What is expected: Copy out each line that mentions the word "image".

Data lines:
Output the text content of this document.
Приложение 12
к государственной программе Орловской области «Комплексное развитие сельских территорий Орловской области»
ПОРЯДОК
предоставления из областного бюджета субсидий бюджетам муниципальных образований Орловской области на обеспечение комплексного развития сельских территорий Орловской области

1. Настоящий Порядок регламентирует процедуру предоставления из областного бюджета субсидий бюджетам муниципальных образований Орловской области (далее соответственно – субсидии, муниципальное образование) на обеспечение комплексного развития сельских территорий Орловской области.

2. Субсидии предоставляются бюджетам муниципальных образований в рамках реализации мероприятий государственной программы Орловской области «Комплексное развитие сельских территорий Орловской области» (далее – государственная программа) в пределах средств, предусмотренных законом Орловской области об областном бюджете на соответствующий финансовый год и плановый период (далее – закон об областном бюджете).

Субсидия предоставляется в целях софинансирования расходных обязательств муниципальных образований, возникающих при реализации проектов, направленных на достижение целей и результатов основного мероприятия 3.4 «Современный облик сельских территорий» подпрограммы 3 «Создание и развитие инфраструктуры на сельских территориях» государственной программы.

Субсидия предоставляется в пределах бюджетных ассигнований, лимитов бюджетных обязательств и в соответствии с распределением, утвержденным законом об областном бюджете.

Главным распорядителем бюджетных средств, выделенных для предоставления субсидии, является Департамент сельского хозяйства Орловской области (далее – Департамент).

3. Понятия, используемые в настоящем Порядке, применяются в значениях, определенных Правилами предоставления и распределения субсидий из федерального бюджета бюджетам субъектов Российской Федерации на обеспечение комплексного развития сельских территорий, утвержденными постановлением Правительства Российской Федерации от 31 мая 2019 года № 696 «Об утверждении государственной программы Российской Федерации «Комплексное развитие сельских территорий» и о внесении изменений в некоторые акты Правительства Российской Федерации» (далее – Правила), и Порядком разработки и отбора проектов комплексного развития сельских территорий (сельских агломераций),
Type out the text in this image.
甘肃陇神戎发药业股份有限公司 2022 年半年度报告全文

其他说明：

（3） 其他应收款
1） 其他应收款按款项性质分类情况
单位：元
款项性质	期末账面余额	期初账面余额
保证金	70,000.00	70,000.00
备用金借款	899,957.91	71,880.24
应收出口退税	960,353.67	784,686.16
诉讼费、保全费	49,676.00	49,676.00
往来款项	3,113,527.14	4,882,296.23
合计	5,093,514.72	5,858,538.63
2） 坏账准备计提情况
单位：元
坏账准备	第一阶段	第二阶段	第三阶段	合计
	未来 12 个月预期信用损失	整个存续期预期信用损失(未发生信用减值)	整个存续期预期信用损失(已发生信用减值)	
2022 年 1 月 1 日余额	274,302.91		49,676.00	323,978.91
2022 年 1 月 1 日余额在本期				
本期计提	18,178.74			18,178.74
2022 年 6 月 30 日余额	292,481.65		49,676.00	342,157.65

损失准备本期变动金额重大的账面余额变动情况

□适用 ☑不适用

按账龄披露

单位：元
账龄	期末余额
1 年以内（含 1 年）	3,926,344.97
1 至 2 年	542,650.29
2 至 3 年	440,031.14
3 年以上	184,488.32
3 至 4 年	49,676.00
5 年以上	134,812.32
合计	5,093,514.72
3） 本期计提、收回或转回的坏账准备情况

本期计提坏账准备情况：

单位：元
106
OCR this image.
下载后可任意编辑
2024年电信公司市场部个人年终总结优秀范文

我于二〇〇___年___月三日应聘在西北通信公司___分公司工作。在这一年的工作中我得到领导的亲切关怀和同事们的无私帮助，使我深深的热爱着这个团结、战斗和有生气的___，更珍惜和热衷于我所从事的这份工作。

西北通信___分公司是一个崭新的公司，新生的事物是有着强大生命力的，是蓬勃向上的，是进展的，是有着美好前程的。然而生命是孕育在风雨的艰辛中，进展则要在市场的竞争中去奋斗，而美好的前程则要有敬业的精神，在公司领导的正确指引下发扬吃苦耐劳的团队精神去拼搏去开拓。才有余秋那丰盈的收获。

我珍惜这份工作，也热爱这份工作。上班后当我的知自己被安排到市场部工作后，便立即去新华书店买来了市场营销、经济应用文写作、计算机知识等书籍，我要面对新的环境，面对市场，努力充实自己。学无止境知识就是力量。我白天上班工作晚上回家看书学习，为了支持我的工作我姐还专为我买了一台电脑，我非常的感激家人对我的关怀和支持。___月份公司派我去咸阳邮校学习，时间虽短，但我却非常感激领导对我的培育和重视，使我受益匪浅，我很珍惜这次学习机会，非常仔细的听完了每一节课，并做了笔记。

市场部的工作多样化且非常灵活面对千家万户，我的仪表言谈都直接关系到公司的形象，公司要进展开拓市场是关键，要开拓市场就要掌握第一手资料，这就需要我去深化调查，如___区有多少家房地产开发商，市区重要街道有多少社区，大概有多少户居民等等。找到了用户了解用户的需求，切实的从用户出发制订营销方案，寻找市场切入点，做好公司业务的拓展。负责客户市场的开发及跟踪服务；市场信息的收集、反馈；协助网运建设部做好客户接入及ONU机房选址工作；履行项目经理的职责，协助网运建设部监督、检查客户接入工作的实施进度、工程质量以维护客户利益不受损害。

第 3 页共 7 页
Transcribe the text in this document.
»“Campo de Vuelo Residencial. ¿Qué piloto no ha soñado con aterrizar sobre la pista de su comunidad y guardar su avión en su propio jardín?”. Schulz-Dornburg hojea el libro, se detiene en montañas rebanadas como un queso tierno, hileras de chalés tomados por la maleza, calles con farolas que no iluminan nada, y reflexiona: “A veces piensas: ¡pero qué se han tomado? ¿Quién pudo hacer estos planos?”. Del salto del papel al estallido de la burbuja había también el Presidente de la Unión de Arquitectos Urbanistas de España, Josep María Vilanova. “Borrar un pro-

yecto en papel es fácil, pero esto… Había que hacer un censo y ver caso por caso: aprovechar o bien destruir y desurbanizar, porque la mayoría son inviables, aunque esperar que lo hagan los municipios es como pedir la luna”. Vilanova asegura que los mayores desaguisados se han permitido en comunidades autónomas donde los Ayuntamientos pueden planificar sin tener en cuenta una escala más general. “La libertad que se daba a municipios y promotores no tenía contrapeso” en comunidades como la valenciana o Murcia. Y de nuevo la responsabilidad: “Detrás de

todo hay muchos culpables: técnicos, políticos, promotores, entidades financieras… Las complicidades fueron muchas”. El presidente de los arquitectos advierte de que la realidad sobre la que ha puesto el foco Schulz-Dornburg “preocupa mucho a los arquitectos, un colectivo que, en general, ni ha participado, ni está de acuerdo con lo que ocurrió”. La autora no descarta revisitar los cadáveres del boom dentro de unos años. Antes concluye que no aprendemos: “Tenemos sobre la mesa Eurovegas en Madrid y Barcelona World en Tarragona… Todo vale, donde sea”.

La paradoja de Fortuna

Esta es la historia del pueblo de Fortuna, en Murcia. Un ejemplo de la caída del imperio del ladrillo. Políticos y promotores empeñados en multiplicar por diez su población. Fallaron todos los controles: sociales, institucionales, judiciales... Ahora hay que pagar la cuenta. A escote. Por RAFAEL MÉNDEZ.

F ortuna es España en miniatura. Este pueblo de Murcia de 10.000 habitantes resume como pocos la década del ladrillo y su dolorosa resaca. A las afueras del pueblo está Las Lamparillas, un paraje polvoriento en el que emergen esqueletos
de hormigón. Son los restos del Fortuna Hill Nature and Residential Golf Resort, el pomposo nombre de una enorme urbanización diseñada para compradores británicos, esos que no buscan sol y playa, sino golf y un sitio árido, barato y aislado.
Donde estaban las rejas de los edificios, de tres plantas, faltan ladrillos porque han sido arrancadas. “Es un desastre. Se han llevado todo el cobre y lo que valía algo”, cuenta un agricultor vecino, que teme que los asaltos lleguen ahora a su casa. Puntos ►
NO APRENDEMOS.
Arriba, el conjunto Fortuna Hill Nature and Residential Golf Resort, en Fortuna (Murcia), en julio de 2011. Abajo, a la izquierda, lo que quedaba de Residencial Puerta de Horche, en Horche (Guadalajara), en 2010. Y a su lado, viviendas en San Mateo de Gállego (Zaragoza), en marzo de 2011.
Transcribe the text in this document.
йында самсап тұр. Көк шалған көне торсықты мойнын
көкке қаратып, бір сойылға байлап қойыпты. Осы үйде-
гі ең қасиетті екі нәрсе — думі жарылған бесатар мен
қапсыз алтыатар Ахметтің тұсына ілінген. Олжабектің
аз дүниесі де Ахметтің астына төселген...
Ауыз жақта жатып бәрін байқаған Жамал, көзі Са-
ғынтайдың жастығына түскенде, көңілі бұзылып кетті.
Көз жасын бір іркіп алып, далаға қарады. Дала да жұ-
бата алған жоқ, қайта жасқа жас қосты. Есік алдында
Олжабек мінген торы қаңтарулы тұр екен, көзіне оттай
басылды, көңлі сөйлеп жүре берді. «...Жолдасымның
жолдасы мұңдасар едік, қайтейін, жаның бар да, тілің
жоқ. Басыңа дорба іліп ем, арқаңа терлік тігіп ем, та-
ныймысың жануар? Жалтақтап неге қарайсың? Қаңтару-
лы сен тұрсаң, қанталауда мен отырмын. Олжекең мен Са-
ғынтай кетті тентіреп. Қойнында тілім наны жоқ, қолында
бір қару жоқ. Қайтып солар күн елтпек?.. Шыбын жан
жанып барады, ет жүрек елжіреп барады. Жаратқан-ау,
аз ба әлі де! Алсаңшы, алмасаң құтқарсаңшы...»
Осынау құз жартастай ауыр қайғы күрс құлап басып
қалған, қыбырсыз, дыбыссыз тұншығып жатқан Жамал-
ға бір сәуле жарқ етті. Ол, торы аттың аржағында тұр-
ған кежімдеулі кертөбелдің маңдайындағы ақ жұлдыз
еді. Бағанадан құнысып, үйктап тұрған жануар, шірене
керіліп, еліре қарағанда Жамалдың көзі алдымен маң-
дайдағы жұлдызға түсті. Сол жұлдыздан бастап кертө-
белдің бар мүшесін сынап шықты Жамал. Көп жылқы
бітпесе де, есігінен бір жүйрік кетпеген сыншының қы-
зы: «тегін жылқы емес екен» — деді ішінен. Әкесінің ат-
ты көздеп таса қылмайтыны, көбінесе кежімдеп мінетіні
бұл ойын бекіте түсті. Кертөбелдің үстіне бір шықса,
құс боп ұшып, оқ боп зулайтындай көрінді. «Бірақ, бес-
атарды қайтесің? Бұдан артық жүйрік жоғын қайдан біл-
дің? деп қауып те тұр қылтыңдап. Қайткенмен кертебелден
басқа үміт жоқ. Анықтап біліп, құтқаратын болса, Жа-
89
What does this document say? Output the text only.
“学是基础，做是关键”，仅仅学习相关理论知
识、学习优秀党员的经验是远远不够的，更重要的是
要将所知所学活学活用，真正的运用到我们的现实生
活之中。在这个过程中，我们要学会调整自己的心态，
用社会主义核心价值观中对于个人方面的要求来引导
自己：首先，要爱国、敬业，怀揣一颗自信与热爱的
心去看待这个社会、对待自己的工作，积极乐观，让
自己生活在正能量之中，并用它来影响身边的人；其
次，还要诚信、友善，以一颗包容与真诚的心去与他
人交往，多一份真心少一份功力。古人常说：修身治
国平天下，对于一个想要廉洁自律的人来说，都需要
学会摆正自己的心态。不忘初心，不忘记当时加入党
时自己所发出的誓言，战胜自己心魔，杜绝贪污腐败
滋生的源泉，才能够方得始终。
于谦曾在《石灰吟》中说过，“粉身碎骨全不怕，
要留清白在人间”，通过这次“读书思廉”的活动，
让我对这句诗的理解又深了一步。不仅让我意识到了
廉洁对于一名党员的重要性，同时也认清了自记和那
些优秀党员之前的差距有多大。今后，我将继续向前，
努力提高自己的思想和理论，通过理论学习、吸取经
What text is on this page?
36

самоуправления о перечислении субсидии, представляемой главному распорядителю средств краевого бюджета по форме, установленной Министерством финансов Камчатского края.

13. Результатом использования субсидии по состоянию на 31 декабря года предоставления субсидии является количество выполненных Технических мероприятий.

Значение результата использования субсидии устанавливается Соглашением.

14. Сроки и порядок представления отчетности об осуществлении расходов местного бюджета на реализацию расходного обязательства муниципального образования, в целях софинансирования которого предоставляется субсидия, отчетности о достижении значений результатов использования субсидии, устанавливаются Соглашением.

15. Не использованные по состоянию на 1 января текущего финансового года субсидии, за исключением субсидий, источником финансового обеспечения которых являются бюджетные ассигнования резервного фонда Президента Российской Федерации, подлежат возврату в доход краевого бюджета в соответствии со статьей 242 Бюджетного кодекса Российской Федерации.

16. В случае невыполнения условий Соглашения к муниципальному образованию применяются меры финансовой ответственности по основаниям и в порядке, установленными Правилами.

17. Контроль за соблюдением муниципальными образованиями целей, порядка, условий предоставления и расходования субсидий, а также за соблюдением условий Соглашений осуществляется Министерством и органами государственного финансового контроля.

Task solution:
Type out the text in this image.
OCR this image.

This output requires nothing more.